===== Excerpted records
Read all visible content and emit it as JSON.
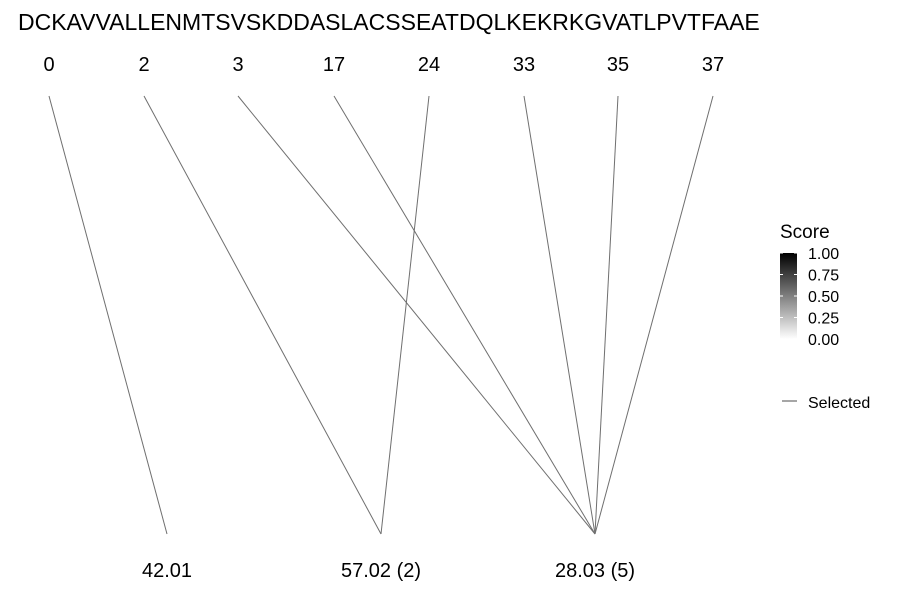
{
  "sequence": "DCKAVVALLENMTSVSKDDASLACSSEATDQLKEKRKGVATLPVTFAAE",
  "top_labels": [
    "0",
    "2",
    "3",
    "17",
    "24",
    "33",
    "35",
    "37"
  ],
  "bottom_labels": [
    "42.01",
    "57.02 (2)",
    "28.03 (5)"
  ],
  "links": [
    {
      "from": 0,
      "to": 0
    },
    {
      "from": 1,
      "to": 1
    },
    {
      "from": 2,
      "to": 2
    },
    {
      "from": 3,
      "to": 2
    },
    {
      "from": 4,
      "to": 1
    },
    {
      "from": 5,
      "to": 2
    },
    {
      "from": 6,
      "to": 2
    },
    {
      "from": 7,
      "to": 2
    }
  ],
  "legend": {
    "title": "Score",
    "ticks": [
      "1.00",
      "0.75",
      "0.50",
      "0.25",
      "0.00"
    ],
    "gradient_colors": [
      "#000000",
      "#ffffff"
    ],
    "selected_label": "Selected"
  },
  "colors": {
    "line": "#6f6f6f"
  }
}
==========
-- What you have to do --
Say how many lines in the entries contain the string "from", and say nothing else.

-- Final result --
8